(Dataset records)
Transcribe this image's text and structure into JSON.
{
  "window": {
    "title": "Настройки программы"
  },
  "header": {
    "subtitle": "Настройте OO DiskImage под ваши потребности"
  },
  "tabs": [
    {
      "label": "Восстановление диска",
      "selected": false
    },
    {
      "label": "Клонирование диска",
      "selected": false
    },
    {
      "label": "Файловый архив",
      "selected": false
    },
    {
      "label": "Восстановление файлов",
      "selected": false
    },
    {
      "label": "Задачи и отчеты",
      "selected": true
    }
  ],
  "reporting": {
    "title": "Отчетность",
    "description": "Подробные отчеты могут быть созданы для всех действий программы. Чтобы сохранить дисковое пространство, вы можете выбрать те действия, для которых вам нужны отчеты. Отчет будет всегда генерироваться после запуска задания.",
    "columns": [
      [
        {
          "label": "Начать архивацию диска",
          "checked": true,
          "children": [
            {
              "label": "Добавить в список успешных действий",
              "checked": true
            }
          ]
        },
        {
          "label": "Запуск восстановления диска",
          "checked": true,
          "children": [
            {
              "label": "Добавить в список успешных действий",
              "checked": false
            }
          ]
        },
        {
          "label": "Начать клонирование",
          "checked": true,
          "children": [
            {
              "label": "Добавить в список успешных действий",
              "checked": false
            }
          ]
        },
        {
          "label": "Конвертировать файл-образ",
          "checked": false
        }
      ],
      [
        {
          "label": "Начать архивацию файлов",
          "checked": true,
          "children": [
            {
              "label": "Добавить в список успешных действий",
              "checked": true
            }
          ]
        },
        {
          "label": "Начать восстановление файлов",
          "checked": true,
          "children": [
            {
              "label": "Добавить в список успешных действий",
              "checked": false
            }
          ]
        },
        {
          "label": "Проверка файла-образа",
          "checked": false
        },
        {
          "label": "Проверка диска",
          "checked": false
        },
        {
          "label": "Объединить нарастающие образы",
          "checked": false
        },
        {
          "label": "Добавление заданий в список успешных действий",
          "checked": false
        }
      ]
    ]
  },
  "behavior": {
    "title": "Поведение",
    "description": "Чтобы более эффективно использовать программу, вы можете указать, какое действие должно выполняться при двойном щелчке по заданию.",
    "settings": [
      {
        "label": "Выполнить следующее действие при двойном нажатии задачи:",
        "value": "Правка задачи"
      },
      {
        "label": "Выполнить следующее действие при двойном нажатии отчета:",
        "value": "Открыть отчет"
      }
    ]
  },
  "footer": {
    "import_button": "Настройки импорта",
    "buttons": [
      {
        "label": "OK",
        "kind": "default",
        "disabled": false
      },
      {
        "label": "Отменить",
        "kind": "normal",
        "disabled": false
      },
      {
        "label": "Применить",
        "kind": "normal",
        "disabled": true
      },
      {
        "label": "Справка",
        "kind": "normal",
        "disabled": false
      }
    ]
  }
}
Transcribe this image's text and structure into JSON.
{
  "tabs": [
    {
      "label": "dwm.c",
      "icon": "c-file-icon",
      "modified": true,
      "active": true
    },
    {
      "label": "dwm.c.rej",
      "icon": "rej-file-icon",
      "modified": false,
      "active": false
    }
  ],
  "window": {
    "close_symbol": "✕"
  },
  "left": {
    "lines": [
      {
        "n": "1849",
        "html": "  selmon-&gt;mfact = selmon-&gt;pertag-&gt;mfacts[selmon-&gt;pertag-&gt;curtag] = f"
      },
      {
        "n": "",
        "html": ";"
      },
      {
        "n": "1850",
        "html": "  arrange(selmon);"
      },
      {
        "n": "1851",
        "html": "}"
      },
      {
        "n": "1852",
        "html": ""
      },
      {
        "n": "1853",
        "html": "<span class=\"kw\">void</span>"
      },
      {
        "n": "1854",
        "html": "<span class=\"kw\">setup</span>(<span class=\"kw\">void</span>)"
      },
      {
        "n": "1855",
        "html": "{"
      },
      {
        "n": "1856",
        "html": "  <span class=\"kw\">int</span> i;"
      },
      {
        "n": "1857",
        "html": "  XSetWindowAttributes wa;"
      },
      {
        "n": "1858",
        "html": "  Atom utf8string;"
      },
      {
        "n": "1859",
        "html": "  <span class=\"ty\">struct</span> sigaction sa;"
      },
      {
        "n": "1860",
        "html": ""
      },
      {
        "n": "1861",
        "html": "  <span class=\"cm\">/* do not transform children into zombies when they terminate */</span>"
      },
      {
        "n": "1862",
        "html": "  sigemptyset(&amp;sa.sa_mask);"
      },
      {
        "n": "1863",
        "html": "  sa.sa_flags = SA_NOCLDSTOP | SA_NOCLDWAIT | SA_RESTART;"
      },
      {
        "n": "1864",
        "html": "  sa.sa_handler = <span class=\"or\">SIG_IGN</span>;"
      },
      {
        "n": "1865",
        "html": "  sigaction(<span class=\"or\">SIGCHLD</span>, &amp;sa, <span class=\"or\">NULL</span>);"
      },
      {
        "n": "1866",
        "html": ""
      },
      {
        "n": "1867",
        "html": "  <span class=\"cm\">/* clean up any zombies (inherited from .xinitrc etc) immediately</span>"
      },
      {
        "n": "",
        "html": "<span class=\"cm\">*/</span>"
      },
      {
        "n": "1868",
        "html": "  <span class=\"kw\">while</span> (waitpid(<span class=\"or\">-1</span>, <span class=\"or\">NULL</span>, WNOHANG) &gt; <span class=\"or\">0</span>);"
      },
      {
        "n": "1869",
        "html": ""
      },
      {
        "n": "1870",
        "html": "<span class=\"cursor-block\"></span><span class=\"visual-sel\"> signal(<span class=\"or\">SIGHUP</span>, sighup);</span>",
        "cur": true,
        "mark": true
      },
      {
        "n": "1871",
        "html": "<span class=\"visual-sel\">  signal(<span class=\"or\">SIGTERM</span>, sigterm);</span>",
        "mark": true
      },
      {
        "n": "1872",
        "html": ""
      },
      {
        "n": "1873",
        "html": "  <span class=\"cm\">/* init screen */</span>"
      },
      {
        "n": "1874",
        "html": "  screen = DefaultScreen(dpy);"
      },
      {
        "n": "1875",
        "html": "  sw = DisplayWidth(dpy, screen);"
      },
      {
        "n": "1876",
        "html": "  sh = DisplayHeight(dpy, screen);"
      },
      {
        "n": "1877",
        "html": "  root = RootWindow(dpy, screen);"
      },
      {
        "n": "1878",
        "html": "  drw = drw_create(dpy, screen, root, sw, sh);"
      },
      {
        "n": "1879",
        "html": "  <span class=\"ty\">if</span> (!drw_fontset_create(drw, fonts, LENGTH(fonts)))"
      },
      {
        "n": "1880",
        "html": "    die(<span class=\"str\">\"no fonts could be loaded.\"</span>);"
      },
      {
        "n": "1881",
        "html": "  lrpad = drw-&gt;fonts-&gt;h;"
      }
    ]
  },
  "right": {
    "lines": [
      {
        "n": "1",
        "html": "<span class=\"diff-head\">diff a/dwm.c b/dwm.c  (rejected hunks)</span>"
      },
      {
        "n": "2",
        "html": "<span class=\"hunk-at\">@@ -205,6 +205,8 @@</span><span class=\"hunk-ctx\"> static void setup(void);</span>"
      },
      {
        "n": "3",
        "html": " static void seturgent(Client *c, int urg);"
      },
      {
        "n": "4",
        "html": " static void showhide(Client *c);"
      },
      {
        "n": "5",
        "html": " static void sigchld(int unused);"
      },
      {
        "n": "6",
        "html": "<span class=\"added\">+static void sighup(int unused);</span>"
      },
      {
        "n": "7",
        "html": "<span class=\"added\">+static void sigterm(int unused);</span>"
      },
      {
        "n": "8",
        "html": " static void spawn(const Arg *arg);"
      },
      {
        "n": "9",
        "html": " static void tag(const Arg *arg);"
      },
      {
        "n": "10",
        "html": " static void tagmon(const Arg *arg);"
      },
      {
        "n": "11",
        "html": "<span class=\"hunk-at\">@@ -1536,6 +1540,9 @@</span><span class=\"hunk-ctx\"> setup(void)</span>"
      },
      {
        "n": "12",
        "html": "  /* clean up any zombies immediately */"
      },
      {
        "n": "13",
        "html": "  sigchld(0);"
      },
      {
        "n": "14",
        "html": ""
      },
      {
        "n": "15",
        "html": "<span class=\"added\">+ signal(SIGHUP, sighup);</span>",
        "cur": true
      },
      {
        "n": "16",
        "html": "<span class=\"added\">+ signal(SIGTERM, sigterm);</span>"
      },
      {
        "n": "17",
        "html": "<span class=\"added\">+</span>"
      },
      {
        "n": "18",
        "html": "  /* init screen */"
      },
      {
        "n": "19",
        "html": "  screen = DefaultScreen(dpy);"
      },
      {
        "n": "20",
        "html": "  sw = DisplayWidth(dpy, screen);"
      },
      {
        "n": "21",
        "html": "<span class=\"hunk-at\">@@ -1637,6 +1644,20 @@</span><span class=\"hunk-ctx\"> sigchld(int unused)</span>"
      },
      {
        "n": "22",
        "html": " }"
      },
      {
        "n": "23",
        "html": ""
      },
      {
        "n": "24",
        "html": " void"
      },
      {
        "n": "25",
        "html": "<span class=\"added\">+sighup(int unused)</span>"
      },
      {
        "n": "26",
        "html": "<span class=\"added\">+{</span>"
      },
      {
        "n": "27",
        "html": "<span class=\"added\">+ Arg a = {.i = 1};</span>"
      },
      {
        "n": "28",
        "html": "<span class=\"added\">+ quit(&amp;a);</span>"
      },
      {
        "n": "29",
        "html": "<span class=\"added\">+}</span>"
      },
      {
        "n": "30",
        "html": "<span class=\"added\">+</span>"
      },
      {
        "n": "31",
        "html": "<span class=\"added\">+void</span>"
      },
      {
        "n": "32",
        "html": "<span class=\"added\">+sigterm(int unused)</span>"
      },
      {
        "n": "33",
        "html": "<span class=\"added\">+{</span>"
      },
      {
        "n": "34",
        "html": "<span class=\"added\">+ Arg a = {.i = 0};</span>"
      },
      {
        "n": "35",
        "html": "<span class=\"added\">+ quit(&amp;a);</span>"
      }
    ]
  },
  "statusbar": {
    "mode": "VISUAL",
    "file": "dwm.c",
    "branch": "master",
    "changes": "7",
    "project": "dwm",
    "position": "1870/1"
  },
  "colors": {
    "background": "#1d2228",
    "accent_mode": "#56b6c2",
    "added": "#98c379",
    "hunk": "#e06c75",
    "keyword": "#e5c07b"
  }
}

[The task]
Gather up every line from the listing above in which the word "selmon" occurs.

[Completed task]
        "html": "  selmon-&gt;mfact = selmon-&gt;pertag-&gt;mfacts[selmon-&gt;pertag-&gt;curtag] = f"
        "html": "  arrange(selmon);"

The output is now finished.